EXERCISE
Copy the data word for word, keeping every line.

MATERIALS PROVIDED
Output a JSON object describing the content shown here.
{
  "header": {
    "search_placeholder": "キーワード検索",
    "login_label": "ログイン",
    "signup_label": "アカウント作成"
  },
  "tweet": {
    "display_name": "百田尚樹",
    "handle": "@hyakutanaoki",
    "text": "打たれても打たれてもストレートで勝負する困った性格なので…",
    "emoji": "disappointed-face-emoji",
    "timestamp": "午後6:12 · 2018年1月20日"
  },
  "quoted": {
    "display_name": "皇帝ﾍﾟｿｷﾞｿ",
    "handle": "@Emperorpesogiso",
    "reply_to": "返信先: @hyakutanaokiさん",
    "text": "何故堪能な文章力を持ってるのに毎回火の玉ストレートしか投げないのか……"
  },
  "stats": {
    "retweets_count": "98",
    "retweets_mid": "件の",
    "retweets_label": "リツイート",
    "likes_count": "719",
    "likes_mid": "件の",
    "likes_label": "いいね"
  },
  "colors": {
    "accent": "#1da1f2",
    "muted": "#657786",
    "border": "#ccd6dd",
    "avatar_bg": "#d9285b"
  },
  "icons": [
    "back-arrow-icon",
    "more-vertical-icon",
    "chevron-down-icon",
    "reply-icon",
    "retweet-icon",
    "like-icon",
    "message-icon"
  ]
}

OUTPUT OF THE TASK
Output a JSON object describing the content shown here.
{
  "header": {
    "search_placeholder": "キーワード検索",
    "login_label": "ログイン",
    "signup_label": "アカウント作成"
  },
  "tweet": {
    "display_name": "百田尚樹",
    "handle": "@hyakutanaoki",
    "text": "打たれても打たれてもストレートで勝負する困った性格なので…",
    "emoji": "disappointed-face-emoji",
    "timestamp": "午後6:12 · 2018年1月20日"
  },
  "quoted": {
    "display_name": "皇帝ﾍﾟｿｷﾞｿ",
    "handle": "@Emperorpesogiso",
    "reply_to": "返信先: @hyakutanaokiさん",
    "text": "何故堪能な文章力を持ってるのに毎回火の玉ストレートしか投げないのか……"
  },
  "stats": {
    "retweets_count": "98",
    "retweets_mid": "件の",
    "retweets_label": "リツイート",
    "likes_count": "719",
    "likes_mid": "件の",
    "likes_label": "いいね"
  },
  "colors": {
    "accent": "#1da1f2",
    "muted": "#657786",
    "border": "#ccd6dd",
    "avatar_bg": "#d9285b"
  },
  "icons": [
    "back-arrow-icon",
    "more-vertical-icon",
    "chevron-down-icon",
    "reply-icon",
    "retweet-icon",
    "like-icon",
    "message-icon"
  ]
}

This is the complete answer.